-- start GIVEN RECORDS --
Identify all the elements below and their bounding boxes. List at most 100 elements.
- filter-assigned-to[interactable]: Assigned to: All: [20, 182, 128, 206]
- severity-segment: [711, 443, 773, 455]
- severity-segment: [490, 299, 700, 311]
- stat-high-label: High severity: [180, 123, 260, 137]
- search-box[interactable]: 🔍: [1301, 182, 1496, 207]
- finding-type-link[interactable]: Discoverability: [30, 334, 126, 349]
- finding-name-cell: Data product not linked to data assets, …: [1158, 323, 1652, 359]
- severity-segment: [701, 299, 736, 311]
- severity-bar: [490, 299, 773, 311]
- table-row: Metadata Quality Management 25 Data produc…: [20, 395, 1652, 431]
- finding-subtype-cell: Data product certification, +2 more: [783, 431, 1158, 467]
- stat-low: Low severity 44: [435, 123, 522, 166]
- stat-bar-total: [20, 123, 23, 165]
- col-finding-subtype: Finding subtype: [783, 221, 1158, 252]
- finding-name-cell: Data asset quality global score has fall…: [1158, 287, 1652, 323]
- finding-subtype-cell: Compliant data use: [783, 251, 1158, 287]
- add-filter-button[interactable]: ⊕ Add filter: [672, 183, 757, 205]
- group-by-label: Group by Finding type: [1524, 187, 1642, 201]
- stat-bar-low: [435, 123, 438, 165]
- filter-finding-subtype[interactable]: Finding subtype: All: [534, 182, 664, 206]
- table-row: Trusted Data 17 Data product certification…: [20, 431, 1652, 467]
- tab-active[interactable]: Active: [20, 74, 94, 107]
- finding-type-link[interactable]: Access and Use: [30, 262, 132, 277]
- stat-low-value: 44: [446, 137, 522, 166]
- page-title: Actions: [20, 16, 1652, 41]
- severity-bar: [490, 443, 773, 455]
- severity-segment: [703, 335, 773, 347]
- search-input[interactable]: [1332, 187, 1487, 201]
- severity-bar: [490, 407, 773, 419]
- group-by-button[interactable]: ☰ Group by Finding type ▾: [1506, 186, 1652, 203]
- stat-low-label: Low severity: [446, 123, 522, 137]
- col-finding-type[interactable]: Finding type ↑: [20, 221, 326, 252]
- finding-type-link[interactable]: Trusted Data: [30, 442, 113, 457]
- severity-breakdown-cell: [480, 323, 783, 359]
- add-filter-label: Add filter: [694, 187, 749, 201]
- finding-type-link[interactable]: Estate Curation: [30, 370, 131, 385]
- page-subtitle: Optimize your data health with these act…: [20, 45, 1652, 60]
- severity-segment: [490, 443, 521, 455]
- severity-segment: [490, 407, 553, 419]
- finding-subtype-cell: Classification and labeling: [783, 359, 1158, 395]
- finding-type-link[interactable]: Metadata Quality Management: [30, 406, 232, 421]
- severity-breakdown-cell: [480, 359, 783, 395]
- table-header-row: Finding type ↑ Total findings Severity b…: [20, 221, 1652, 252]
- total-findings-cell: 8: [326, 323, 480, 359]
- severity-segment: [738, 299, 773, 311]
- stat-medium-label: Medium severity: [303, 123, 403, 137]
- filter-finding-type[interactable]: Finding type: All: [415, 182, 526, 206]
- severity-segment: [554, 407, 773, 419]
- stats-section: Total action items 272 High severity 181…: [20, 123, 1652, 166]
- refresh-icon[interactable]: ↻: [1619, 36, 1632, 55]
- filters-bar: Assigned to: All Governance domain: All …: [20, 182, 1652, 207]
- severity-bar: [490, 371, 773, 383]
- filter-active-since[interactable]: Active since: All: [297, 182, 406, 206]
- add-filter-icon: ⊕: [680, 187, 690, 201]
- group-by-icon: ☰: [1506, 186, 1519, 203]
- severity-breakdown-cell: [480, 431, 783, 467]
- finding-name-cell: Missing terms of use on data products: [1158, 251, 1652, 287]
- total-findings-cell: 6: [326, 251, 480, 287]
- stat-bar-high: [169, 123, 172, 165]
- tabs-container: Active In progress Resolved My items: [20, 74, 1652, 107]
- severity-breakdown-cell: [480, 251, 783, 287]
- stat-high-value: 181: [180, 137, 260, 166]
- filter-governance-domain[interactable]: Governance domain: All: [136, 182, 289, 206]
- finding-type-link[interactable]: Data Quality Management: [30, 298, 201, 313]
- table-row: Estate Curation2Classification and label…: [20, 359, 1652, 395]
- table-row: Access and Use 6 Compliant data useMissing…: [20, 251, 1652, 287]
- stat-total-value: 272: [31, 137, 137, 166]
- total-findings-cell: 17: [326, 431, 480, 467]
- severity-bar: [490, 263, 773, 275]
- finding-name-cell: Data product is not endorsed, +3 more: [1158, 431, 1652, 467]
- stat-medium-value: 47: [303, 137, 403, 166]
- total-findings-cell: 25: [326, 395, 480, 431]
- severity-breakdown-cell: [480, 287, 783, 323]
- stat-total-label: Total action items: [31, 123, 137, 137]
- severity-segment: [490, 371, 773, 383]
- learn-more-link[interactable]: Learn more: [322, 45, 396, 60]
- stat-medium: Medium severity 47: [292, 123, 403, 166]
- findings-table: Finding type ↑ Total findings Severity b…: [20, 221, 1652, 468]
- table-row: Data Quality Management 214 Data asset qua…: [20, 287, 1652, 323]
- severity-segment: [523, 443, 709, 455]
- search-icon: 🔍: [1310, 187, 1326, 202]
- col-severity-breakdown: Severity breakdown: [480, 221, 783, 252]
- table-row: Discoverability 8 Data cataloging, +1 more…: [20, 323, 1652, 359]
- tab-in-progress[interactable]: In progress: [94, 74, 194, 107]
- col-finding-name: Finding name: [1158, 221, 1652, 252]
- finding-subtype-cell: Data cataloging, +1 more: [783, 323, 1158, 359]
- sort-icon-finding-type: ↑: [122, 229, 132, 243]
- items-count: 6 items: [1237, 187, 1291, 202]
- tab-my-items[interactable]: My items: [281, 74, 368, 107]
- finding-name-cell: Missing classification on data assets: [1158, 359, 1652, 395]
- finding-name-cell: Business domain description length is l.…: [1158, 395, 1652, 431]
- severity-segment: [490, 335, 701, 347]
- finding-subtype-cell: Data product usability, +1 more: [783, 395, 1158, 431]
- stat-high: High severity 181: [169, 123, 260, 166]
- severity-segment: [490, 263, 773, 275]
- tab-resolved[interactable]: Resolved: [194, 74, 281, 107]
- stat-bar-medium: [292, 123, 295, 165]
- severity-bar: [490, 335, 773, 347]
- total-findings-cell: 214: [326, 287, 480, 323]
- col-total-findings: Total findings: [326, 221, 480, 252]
-- end GIVEN RECORDS --
Duplicate every line of the listing above without any changes.

Identify all the elements below and their bounding boxes. List at most 100 elements.
- filter-assigned-to[interactable]: Assigned to: All: [20, 182, 128, 206]
- severity-segment: [711, 443, 773, 455]
- severity-segment: [490, 299, 700, 311]
- stat-high-label: High severity: [180, 123, 260, 137]
- search-box[interactable]: 🔍: [1301, 182, 1496, 207]
- finding-type-link[interactable]: Discoverability: [30, 334, 126, 349]
- finding-name-cell: Data product not linked to data assets, …: [1158, 323, 1652, 359]
- severity-segment: [701, 299, 736, 311]
- severity-bar: [490, 299, 773, 311]
- table-row: Metadata Quality Management 25 Data produc…: [20, 395, 1652, 431]
- finding-subtype-cell: Data product certification, +2 more: [783, 431, 1158, 467]
- stat-low: Low severity 44: [435, 123, 522, 166]
- stat-bar-total: [20, 123, 23, 165]
- col-finding-subtype: Finding subtype: [783, 221, 1158, 252]
- finding-name-cell: Data asset quality global score has fall…: [1158, 287, 1652, 323]
- finding-subtype-cell: Compliant data use: [783, 251, 1158, 287]
- add-filter-button[interactable]: ⊕ Add filter: [672, 183, 757, 205]
- group-by-label: Group by Finding type: [1524, 187, 1642, 201]
- stat-bar-low: [435, 123, 438, 165]
- filter-finding-subtype[interactable]: Finding subtype: All: [534, 182, 664, 206]
- table-row: Trusted Data 17 Data product certification…: [20, 431, 1652, 467]
- tab-active[interactable]: Active: [20, 74, 94, 107]
- finding-type-link[interactable]: Access and Use: [30, 262, 132, 277]
- stat-low-value: 44: [446, 137, 522, 166]
- page-title: Actions: [20, 16, 1652, 41]
- severity-bar: [490, 443, 773, 455]
- severity-segment: [703, 335, 773, 347]
- search-input[interactable]: [1332, 187, 1487, 201]
- severity-bar: [490, 407, 773, 419]
- group-by-button[interactable]: ☰ Group by Finding type ▾: [1506, 186, 1652, 203]
- stat-low-label: Low severity: [446, 123, 522, 137]
- col-finding-type[interactable]: Finding type ↑: [20, 221, 326, 252]
- finding-type-link[interactable]: Trusted Data: [30, 442, 113, 457]
- severity-breakdown-cell: [480, 323, 783, 359]
- add-filter-label: Add filter: [694, 187, 749, 201]
- finding-type-link[interactable]: Estate Curation: [30, 370, 131, 385]
- page-subtitle: Optimize your data health with these act…: [20, 45, 1652, 60]
- severity-segment: [490, 443, 521, 455]
- severity-segment: [490, 407, 553, 419]
- finding-subtype-cell: Classification and labeling: [783, 359, 1158, 395]
- finding-type-link[interactable]: Metadata Quality Management: [30, 406, 232, 421]
- severity-breakdown-cell: [480, 359, 783, 395]
- table-header-row: Finding type ↑ Total findings Severity b…: [20, 221, 1652, 252]
- total-findings-cell: 8: [326, 323, 480, 359]
- severity-segment: [738, 299, 773, 311]
- stat-medium-label: Medium severity: [303, 123, 403, 137]
- filter-finding-type[interactable]: Finding type: All: [415, 182, 526, 206]
- severity-segment: [554, 407, 773, 419]
- stats-section: Total action items 272 High severity 181…: [20, 123, 1652, 166]
- refresh-icon[interactable]: ↻: [1619, 36, 1632, 55]
- filters-bar: Assigned to: All Governance domain: All …: [20, 182, 1652, 207]
- severity-bar: [490, 371, 773, 383]
- filter-active-since[interactable]: Active since: All: [297, 182, 406, 206]
- add-filter-icon: ⊕: [680, 187, 690, 201]
- group-by-icon: ☰: [1506, 186, 1519, 203]
- severity-breakdown-cell: [480, 431, 783, 467]
- finding-name-cell: Missing terms of use on data products: [1158, 251, 1652, 287]
- total-findings-cell: 6: [326, 251, 480, 287]
- stat-bar-high: [169, 123, 172, 165]
- tabs-container: Active In progress Resolved My items: [20, 74, 1652, 107]
- severity-breakdown-cell: [480, 251, 783, 287]
- stat-high-value: 181: [180, 137, 260, 166]
- filter-governance-domain[interactable]: Governance domain: All: [136, 182, 289, 206]
- finding-type-link[interactable]: Data Quality Management: [30, 298, 201, 313]
- table-row: Estate Curation2Classification and label…: [20, 359, 1652, 395]
- table-row: Access and Use 6 Compliant data useMissing…: [20, 251, 1652, 287]
- stat-total-value: 272: [31, 137, 137, 166]
- total-findings-cell: 17: [326, 431, 480, 467]
- severity-bar: [490, 263, 773, 275]
- finding-name-cell: Data product is not endorsed, +3 more: [1158, 431, 1652, 467]
- stat-medium-value: 47: [303, 137, 403, 166]
- total-findings-cell: 25: [326, 395, 480, 431]
- severity-breakdown-cell: [480, 287, 783, 323]
- stat-total-label: Total action items: [31, 123, 137, 137]
- severity-segment: [490, 371, 773, 383]
- learn-more-link[interactable]: Learn more: [322, 45, 396, 60]
- stat-medium: Medium severity 47: [292, 123, 403, 166]
- findings-table: Finding type ↑ Total findings Severity b…: [20, 221, 1652, 468]
- table-row: Data Quality Management 214 Data asset qua…: [20, 287, 1652, 323]
- severity-segment: [523, 443, 709, 455]
- search-icon: 🔍: [1310, 187, 1326, 202]
- col-severity-breakdown: Severity breakdown: [480, 221, 783, 252]
- table-row: Discoverability 8 Data cataloging, +1 more…: [20, 323, 1652, 359]
- tab-in-progress[interactable]: In progress: [94, 74, 194, 107]
- col-finding-name: Finding name: [1158, 221, 1652, 252]
- finding-subtype-cell: Data cataloging, +1 more: [783, 323, 1158, 359]
- sort-icon-finding-type: ↑: [122, 229, 132, 243]
- items-count: 6 items: [1237, 187, 1291, 202]
- tab-my-items[interactable]: My items: [281, 74, 368, 107]
- finding-name-cell: Missing classification on data assets: [1158, 359, 1652, 395]
- finding-name-cell: Business domain description length is l.…: [1158, 395, 1652, 431]
- severity-segment: [490, 335, 701, 347]
- finding-subtype-cell: Data product usability, +1 more: [783, 395, 1158, 431]
- stat-high: High severity 181: [169, 123, 260, 166]
- severity-segment: [490, 263, 773, 275]
- tab-resolved[interactable]: Resolved: [194, 74, 281, 107]
- stat-bar-medium: [292, 123, 295, 165]
- severity-bar: [490, 335, 773, 347]
- total-findings-cell: 214: [326, 287, 480, 323]
- col-total-findings: Total findings: [326, 221, 480, 252]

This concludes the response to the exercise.